## Start
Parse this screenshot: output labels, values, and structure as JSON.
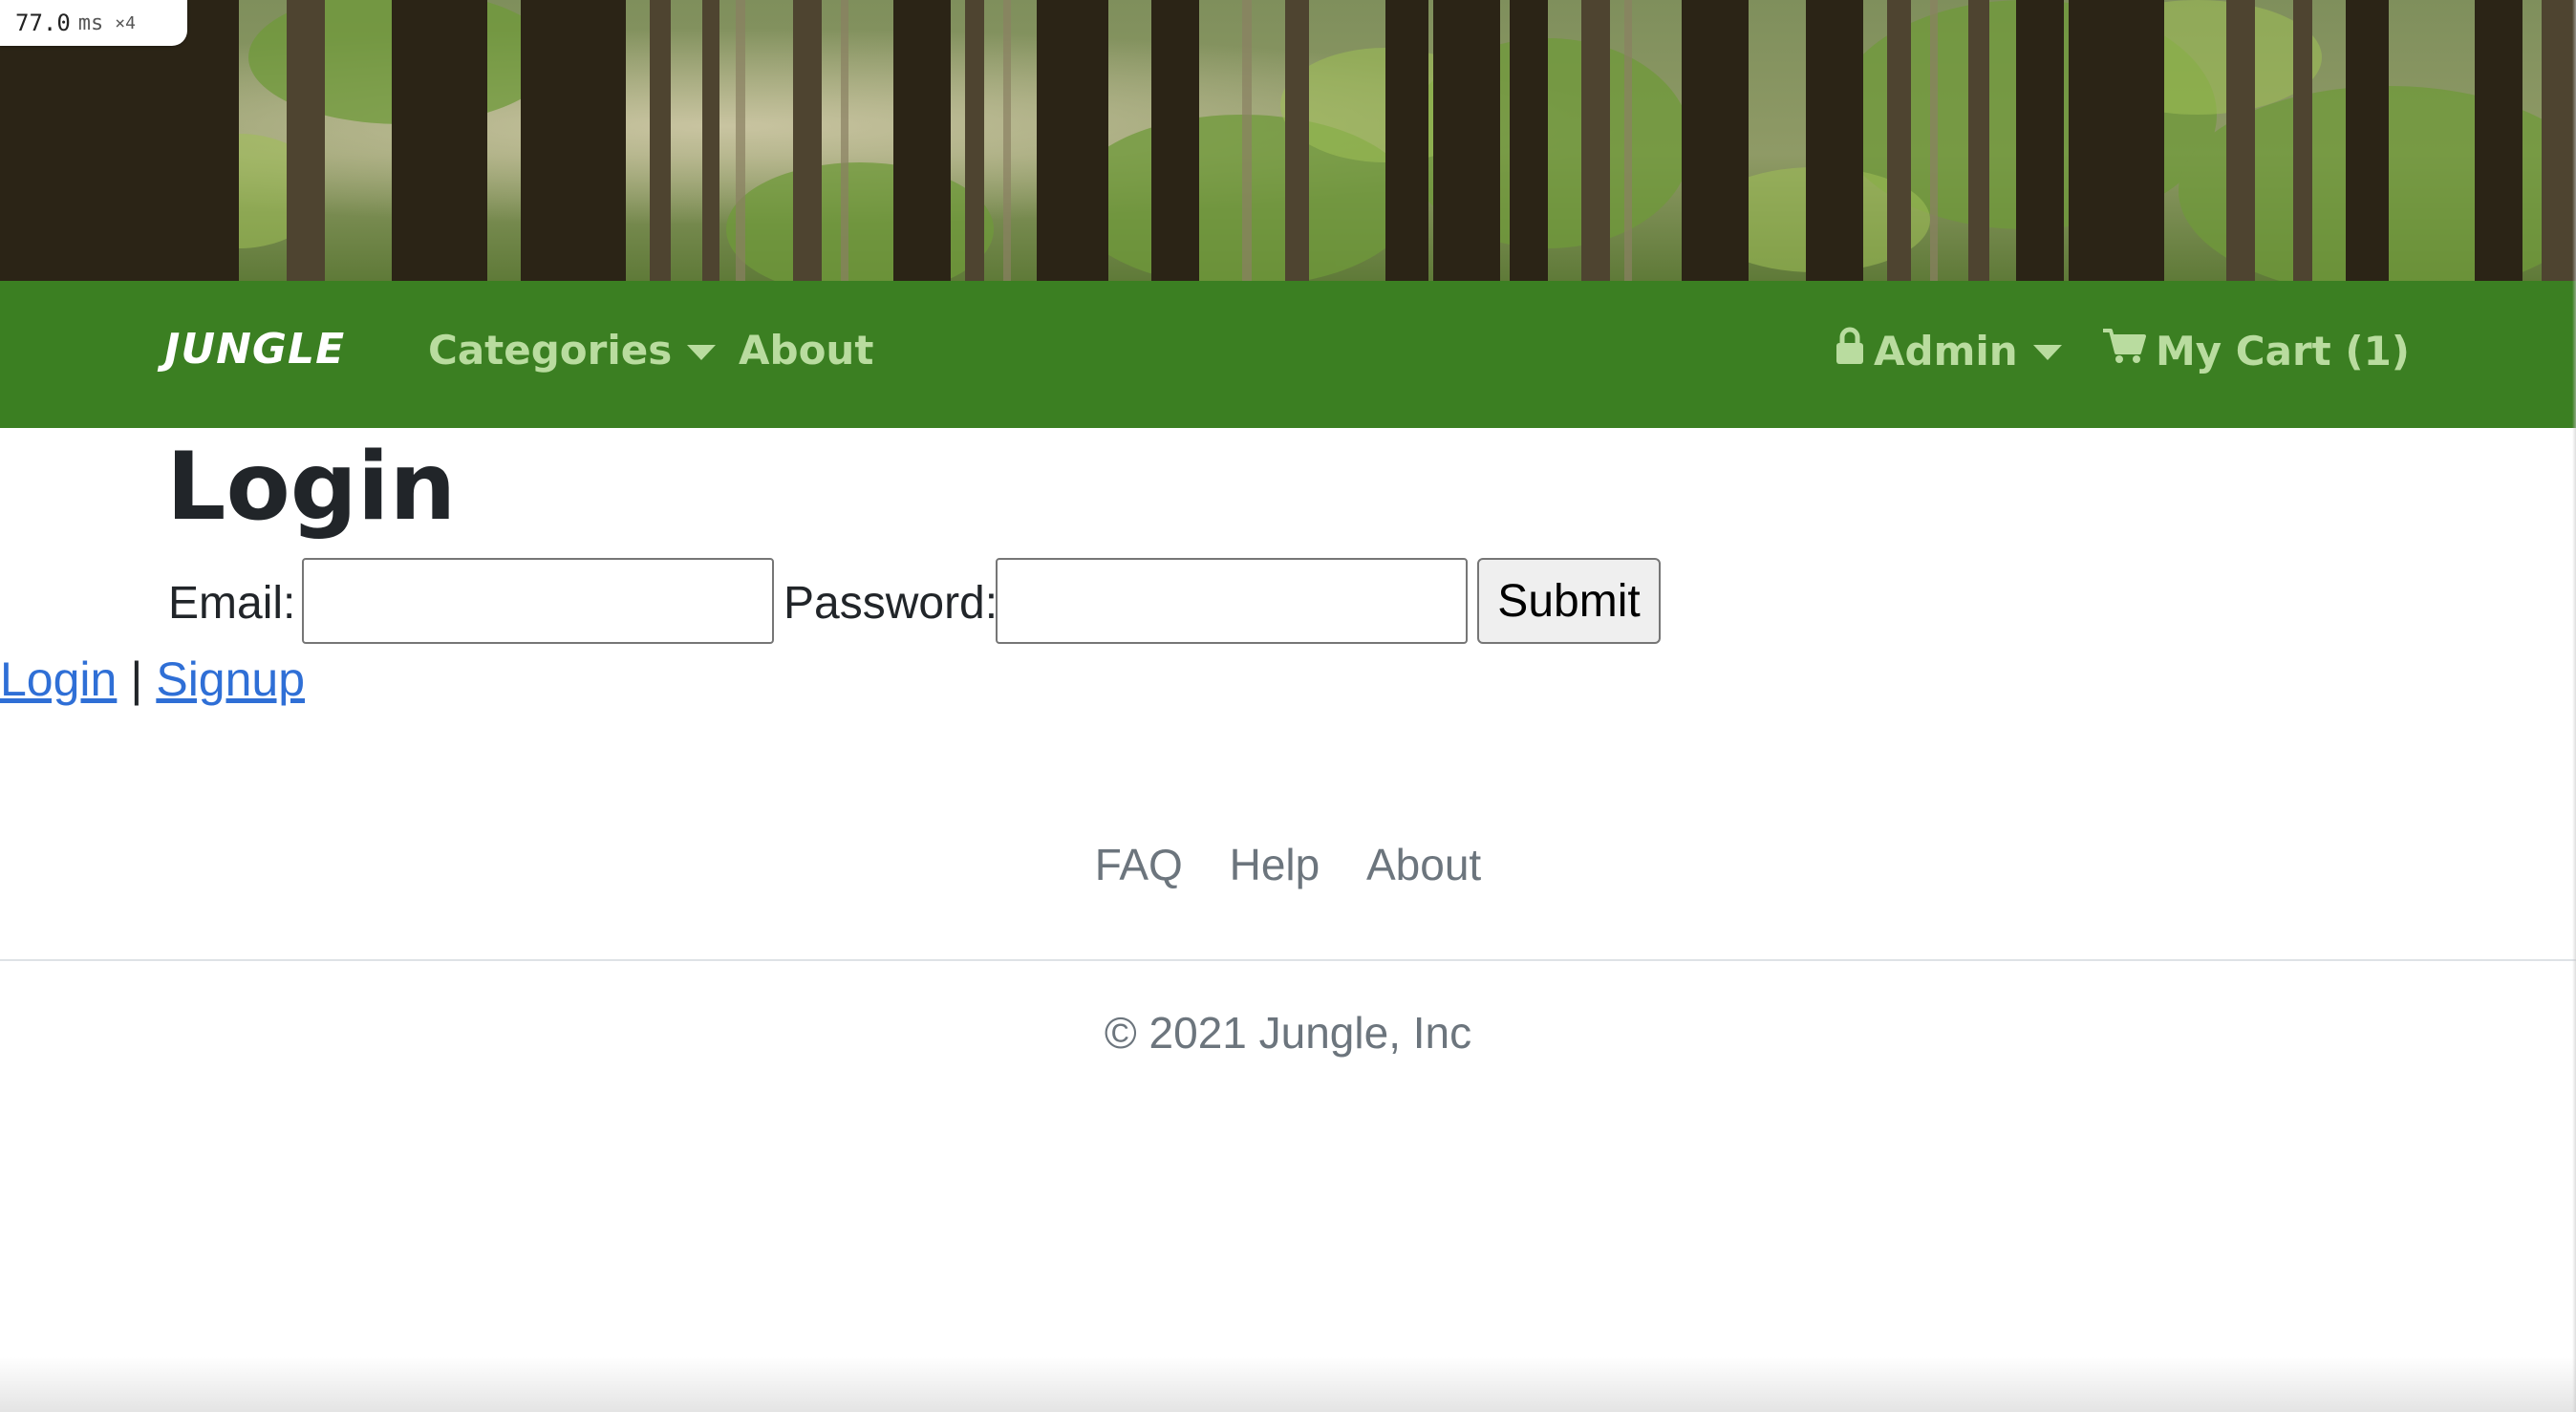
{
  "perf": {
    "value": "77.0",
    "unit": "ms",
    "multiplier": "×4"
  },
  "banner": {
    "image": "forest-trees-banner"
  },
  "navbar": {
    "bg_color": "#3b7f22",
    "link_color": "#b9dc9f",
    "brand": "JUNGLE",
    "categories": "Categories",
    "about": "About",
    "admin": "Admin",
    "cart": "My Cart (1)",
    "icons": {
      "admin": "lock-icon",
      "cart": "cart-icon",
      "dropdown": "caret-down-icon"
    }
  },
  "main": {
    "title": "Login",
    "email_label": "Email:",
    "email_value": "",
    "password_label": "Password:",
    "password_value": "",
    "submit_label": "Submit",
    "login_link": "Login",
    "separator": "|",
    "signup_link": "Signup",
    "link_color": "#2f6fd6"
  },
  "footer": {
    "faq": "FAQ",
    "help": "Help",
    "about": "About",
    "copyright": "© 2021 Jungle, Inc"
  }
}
## End
Directions:
Repeat the listing in full and exactly. Do not include any images.

Expected answer:
Parse this screenshot: output labels, values, and structure as JSON.
{
  "perf": {
    "value": "77.0",
    "unit": "ms",
    "multiplier": "×4"
  },
  "banner": {
    "image": "forest-trees-banner"
  },
  "navbar": {
    "bg_color": "#3b7f22",
    "link_color": "#b9dc9f",
    "brand": "JUNGLE",
    "categories": "Categories",
    "about": "About",
    "admin": "Admin",
    "cart": "My Cart (1)",
    "icons": {
      "admin": "lock-icon",
      "cart": "cart-icon",
      "dropdown": "caret-down-icon"
    }
  },
  "main": {
    "title": "Login",
    "email_label": "Email:",
    "email_value": "",
    "password_label": "Password:",
    "password_value": "",
    "submit_label": "Submit",
    "login_link": "Login",
    "separator": "|",
    "signup_link": "Signup",
    "link_color": "#2f6fd6"
  },
  "footer": {
    "faq": "FAQ",
    "help": "Help",
    "about": "About",
    "copyright": "© 2021 Jungle, Inc"
  }
}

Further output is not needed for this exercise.